EXERCISE INSTRUCTIONS: Your task is to reproduce exactly the lines from the line with "Type out the text in this image." through the end of the records below.
--- BEGIN DATA PROVIDED ---
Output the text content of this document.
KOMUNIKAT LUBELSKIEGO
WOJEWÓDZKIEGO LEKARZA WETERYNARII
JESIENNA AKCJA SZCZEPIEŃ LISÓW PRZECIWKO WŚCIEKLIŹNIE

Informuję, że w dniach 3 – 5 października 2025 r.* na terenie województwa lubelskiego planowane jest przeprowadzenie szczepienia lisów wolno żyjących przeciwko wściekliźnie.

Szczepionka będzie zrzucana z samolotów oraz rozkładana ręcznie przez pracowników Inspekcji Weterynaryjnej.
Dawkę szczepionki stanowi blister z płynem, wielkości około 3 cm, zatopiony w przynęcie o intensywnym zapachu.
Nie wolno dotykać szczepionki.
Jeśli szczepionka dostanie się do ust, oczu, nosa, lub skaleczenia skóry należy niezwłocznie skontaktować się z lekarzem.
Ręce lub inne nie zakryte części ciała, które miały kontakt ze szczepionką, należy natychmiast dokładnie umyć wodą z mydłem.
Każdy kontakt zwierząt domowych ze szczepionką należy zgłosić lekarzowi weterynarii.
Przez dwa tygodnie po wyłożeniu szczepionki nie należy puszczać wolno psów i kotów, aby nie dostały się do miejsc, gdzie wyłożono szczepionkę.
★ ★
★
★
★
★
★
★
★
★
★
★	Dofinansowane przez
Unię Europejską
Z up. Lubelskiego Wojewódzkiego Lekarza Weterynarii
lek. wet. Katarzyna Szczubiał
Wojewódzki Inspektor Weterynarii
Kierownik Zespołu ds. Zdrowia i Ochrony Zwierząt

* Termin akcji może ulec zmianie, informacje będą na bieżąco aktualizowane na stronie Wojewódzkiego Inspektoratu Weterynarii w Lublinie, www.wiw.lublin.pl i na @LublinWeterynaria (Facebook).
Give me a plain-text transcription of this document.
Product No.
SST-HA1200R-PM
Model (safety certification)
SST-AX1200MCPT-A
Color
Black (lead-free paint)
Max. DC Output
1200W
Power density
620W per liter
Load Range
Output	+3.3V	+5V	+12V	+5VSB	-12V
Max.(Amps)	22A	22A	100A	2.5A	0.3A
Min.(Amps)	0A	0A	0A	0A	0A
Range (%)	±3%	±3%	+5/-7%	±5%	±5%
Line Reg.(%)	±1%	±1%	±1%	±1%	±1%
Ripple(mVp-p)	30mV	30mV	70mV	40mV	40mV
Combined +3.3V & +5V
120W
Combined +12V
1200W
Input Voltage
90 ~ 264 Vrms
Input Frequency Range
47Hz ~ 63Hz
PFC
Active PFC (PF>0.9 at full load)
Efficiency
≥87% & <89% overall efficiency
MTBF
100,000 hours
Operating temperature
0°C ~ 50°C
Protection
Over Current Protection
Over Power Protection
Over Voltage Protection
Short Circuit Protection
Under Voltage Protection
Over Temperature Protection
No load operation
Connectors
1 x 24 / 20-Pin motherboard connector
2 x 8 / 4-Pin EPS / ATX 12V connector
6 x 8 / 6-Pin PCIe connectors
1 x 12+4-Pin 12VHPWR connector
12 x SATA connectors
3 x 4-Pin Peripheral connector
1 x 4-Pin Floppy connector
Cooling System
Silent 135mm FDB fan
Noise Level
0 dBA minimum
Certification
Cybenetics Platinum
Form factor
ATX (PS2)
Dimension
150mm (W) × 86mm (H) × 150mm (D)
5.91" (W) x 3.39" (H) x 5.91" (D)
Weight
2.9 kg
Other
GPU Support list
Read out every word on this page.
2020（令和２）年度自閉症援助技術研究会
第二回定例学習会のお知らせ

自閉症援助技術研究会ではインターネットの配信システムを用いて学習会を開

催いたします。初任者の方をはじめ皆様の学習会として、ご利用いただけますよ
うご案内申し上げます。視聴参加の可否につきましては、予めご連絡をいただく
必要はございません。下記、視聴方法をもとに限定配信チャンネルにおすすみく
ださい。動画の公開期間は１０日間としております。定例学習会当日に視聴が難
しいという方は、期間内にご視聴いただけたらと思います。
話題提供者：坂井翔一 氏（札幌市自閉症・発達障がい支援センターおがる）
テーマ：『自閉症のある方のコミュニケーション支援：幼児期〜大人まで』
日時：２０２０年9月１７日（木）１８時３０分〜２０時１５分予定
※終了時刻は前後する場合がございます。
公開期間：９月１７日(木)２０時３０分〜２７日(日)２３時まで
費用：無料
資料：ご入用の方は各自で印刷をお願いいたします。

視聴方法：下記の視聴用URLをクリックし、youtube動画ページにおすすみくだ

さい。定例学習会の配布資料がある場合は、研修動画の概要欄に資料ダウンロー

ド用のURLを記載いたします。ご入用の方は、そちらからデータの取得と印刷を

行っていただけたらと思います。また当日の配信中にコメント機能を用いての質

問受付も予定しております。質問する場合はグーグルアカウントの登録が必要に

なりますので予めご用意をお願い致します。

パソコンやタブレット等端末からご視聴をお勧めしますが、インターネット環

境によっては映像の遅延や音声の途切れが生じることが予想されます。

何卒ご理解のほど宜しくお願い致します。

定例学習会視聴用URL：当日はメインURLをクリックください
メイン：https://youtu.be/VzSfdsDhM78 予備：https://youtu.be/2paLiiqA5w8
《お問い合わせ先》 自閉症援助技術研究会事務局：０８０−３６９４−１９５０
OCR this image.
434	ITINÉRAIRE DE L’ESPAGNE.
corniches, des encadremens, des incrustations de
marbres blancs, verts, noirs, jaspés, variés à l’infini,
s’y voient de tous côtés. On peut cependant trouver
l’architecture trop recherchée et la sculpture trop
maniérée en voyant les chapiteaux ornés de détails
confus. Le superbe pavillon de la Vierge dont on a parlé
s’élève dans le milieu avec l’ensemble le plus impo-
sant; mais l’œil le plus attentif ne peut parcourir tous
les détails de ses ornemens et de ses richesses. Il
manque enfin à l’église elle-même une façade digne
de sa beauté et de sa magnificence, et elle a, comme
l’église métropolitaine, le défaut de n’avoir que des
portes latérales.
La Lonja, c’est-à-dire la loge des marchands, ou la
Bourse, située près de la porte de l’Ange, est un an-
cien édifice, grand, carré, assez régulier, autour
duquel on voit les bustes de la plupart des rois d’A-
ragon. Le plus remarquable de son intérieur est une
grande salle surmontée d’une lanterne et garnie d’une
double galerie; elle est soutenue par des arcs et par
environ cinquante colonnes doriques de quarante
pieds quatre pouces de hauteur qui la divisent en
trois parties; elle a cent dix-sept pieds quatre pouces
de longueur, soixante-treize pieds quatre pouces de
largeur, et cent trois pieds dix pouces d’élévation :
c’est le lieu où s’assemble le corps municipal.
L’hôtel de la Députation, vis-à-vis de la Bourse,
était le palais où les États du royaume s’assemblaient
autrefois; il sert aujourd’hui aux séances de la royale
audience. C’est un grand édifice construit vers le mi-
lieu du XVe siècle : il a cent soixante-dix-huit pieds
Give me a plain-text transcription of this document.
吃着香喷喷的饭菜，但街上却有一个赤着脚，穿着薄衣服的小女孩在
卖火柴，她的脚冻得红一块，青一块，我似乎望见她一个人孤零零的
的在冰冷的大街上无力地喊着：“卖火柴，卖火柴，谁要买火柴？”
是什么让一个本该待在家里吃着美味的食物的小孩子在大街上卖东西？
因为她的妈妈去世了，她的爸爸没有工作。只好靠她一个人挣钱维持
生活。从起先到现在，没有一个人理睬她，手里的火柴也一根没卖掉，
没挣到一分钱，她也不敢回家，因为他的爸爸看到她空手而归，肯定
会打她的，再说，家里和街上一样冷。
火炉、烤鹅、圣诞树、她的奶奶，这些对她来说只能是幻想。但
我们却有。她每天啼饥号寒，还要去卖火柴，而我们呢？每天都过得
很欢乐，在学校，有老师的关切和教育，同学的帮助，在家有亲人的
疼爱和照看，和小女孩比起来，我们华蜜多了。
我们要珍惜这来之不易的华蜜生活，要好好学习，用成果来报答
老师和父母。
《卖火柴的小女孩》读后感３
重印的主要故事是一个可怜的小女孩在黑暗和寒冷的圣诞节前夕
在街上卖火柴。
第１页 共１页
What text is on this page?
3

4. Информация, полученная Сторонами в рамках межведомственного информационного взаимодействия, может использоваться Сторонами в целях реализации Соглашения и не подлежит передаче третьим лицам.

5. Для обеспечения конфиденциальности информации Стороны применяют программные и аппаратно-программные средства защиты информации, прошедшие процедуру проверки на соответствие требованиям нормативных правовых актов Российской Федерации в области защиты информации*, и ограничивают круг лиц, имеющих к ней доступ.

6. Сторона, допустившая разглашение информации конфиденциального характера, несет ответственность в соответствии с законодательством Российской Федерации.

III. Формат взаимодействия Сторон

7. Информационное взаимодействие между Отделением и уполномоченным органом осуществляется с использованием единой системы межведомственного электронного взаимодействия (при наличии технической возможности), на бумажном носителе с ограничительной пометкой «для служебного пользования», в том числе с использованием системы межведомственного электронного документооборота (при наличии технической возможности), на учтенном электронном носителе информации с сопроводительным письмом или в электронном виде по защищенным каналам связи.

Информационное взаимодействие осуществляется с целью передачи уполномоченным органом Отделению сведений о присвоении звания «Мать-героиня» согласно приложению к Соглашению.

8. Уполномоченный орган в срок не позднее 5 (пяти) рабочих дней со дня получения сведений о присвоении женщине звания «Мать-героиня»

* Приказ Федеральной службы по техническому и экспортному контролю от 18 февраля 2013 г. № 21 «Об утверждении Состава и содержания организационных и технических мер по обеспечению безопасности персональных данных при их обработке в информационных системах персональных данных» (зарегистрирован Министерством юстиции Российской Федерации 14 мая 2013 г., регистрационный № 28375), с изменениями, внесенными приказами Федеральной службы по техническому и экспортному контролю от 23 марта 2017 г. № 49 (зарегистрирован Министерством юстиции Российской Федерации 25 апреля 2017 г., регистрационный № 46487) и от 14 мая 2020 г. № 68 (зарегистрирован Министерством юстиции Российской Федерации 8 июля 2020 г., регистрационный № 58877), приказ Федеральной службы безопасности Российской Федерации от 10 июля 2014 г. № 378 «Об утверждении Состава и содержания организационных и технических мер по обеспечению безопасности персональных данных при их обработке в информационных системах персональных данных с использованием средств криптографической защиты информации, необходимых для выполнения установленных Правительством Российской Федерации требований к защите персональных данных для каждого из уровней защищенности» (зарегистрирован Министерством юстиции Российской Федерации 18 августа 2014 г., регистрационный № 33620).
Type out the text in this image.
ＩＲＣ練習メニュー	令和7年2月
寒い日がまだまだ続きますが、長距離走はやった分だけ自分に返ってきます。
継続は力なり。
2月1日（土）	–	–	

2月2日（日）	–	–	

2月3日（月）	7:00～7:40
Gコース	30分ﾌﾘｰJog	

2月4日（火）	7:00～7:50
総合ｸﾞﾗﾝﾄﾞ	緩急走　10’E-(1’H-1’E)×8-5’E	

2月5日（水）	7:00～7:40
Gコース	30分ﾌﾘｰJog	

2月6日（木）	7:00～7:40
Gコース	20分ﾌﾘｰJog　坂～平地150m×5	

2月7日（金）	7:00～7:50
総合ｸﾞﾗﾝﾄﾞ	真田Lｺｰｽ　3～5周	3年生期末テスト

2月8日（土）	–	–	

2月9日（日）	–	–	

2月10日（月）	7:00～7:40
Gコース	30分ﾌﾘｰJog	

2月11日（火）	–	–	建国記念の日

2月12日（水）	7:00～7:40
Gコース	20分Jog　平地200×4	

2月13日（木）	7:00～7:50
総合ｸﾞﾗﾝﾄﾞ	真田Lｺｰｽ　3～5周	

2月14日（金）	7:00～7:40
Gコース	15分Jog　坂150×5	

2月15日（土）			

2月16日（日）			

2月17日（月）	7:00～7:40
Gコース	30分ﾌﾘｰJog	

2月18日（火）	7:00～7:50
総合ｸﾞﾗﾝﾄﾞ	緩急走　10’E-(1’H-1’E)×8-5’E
--- END DATA PROVIDED ---
REPLY TO THE TASK:
Type out the text in this image.
ＩＲＣ練習メニュー	令和7年2月
寒い日がまだまだ続きますが、長距離走はやった分だけ自分に返ってきます。
継続は力なり。
2月1日（土）	–	–	

2月2日（日）	–	–	

2月3日（月）	7:00～7:40
Gコース	30分ﾌﾘｰJog	

2月4日（火）	7:00～7:50
総合ｸﾞﾗﾝﾄﾞ	緩急走　10’E-(1’H-1’E)×8-5’E	

2月5日（水）	7:00～7:40
Gコース	30分ﾌﾘｰJog	

2月6日（木）	7:00～7:40
Gコース	20分ﾌﾘｰJog　坂～平地150m×5	

2月7日（金）	7:00～7:50
総合ｸﾞﾗﾝﾄﾞ	真田Lｺｰｽ　3～5周	3年生期末テスト

2月8日（土）	–	–	

2月9日（日）	–	–	

2月10日（月）	7:00～7:40
Gコース	30分ﾌﾘｰJog	

2月11日（火）	–	–	建国記念の日

2月12日（水）	7:00～7:40
Gコース	20分Jog　平地200×4	

2月13日（木）	7:00～7:50
総合ｸﾞﾗﾝﾄﾞ	真田Lｺｰｽ　3～5周	

2月14日（金）	7:00～7:40
Gコース	15分Jog　坂150×5	

2月15日（土）			

2月16日（日）			

2月17日（月）	7:00～7:40
Gコース	30分ﾌﾘｰJog	

2月18日（火）	7:00～7:50
総合ｸﾞﾗﾝﾄﾞ	緩急走　10’E-(1’H-1’E)×8-5’E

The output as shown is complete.